▶ Aim
From the listing below, extract every line that contains the string "下列说法不正确的是".

· · · · · · ·

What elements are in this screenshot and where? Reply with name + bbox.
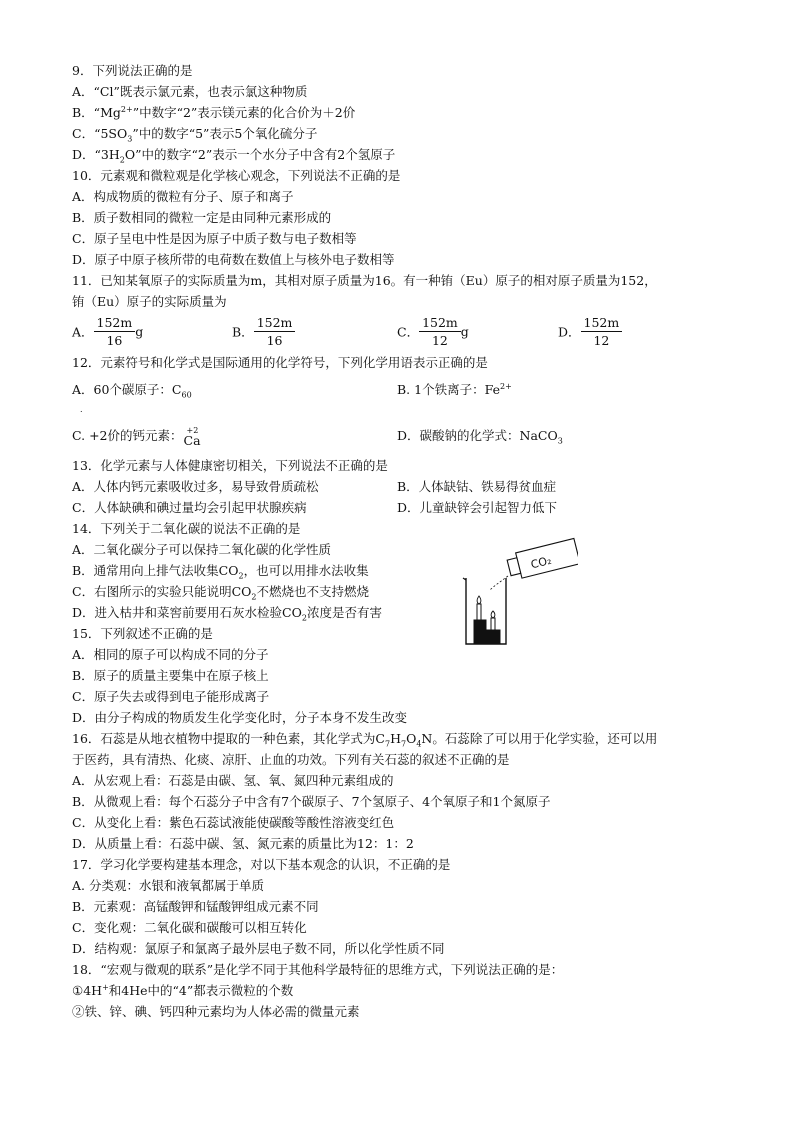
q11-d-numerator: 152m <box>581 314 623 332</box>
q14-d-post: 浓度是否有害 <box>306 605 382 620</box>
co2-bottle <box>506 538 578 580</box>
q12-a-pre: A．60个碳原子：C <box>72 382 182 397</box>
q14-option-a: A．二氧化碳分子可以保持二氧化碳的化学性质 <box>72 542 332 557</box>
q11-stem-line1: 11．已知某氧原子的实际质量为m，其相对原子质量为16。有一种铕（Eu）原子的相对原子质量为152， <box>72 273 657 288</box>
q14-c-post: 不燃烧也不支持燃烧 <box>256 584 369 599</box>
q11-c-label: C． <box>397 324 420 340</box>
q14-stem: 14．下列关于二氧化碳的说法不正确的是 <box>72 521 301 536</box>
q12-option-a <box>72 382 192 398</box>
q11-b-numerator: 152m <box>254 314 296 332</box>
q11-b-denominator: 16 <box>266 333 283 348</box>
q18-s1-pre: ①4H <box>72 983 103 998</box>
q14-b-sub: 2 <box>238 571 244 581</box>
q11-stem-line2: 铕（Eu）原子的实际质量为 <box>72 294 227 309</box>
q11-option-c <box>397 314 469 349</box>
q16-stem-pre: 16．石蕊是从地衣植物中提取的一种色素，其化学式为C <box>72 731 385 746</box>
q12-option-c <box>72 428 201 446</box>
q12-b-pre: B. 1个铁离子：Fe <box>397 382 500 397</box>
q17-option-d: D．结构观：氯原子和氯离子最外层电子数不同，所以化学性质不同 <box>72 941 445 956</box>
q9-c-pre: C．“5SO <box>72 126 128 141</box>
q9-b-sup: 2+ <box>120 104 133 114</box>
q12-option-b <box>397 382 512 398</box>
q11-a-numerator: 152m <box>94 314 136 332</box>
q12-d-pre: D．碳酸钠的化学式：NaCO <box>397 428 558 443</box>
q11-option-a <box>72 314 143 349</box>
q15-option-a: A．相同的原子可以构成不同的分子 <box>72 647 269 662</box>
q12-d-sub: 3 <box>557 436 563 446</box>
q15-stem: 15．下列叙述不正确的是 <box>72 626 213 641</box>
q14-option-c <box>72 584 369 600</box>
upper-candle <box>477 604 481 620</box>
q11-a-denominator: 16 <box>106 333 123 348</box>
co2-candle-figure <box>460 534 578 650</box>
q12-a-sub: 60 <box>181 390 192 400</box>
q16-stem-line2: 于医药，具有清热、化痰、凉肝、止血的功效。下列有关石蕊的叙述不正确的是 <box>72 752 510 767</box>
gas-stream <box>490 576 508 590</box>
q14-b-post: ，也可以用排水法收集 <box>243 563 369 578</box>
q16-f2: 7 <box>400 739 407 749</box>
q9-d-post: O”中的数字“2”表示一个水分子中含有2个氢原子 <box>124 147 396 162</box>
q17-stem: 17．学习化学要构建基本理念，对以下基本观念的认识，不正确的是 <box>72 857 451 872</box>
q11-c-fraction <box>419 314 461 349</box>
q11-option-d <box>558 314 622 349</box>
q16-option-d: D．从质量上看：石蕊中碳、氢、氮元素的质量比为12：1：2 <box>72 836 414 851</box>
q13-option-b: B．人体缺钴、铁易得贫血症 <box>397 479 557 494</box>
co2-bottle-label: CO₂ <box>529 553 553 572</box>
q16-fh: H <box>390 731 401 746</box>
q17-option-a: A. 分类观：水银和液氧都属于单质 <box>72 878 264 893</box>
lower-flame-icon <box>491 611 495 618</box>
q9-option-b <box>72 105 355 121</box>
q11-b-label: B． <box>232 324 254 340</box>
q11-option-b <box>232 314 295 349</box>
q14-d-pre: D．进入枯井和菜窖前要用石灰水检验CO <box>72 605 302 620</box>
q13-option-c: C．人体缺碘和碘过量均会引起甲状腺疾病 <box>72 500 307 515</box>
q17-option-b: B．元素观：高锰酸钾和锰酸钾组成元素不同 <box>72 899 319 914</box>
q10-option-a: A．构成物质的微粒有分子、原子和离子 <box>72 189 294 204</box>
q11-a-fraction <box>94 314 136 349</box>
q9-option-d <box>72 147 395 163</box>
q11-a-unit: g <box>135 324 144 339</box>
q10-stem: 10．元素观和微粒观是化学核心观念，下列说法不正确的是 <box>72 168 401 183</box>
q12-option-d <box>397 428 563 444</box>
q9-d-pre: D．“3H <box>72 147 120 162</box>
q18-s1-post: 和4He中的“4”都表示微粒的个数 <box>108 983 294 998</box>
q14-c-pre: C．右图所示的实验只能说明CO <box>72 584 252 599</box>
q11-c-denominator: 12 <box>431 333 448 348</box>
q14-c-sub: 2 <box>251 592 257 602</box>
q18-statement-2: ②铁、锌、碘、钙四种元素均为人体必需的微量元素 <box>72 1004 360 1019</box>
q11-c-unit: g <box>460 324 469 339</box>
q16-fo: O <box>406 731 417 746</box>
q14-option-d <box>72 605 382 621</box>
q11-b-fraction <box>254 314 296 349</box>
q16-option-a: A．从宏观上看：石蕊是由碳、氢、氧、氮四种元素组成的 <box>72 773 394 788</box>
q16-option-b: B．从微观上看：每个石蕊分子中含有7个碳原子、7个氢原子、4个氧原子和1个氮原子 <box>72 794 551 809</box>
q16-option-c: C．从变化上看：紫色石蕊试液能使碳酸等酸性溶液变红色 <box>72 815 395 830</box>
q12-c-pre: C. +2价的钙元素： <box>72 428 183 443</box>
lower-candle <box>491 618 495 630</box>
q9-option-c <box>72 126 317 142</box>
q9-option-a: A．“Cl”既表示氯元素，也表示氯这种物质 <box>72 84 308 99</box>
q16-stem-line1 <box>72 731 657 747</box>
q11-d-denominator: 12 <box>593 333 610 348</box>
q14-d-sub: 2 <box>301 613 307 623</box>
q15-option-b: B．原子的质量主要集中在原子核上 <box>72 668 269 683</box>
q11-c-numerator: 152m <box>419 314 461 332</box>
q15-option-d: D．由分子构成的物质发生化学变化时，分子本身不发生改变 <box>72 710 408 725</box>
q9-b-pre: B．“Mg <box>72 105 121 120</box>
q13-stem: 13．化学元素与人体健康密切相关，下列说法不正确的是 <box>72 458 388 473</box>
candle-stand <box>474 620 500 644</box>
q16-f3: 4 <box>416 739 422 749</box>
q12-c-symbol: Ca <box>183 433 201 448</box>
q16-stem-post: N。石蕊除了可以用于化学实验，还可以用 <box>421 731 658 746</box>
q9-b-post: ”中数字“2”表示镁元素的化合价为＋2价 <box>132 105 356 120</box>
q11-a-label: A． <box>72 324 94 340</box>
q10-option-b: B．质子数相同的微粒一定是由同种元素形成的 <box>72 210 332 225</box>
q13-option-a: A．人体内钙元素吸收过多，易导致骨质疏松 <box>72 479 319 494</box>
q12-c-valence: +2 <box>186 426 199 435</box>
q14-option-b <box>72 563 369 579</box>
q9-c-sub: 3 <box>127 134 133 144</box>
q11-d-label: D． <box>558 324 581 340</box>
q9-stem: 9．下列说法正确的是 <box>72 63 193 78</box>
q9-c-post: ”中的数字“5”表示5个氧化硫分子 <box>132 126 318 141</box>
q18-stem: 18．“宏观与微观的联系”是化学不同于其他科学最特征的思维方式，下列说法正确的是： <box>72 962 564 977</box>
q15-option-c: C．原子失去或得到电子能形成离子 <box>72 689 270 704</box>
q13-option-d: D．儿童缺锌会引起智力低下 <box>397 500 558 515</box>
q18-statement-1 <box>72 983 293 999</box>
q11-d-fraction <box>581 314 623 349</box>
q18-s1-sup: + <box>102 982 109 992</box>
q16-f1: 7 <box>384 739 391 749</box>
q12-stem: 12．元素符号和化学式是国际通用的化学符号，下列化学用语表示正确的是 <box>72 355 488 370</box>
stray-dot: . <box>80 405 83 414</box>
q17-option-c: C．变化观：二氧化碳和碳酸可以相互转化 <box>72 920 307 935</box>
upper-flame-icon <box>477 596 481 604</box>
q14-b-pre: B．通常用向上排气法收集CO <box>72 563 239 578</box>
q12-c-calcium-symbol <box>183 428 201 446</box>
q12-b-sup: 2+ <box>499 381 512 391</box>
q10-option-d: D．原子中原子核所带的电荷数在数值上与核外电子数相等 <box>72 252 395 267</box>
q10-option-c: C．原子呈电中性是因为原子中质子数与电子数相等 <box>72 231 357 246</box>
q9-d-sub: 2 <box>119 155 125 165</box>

· · · · · · ·

▶ Solution to the problem
q10-stem: 10．元素观和微粒观是化学核心观念，下列说法不正确的是 <box>72 168 401 183</box>
q13-stem: 13．化学元素与人体健康密切相关，下列说法不正确的是 <box>72 458 388 473</box>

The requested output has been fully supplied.